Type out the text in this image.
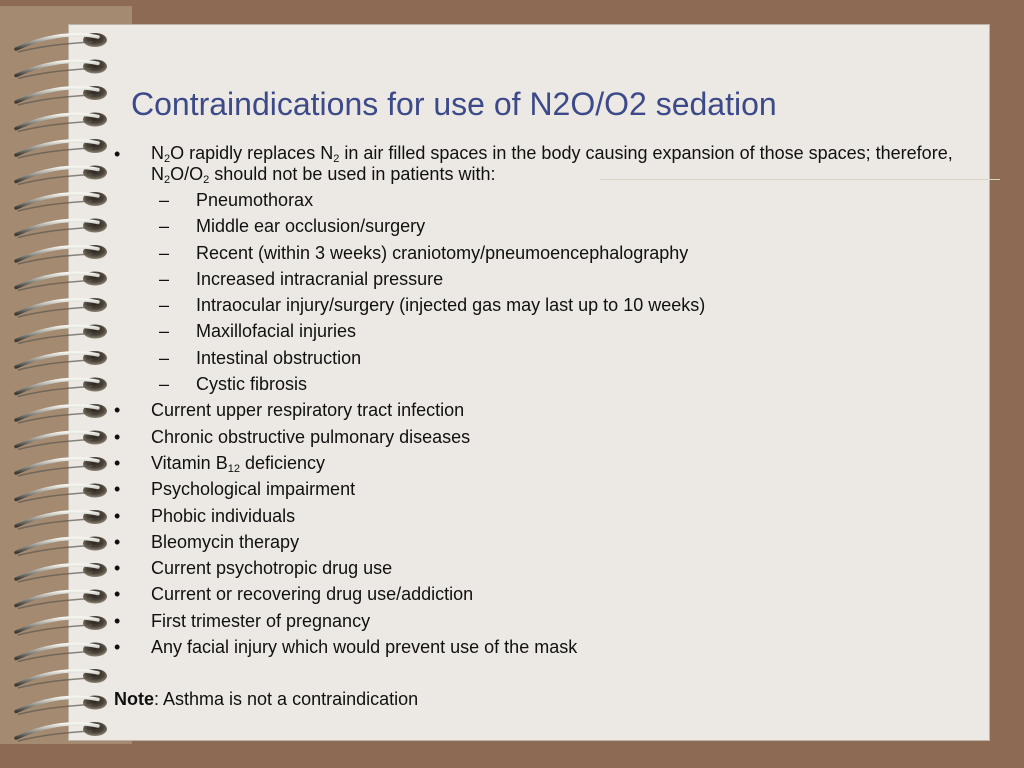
Contraindications for use of N2O/O2 sedation
• $N_2O$ rapidly replaces $N_2$ in air filled spaces in the body causing expansion of those spaces; therefore, $N_2O/O_2$ should not be used in patients with:
– Pneumothorax
– Middle ear occlusion/surgery
– Recent (within 3 weeks) craniotomy/pneumoencephalography
– Increased intracranial pressure
– Intraocular injury/surgery (injected gas may last up to 10 weeks)
– Maxillofacial injuries
– Intestinal obstruction
– Cystic fibrosis
• Current upper respiratory tract infection
• Chronic obstructive pulmonary diseases
• Vitamin $B_{12}$ deficiency
• Psychological impairment
• Phobic individuals
• Bleomycin therapy
• Current psychotropic drug use
• Current or recovering drug use/addiction
• First trimester of pregnancy
• Any facial injury which would prevent use of the mask
Note: Asthma is not a contraindication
------------------------------------------------------------
:: TASK INSTRUCTIONS ::
From the entries above, list each line with "weeks" in it.

:: THE ANSWER ::
– Recent (within 3 weeks) craniotomy/pneumoencephalography
– Intraocular injury/surgery (injected gas may last up to 10 weeks)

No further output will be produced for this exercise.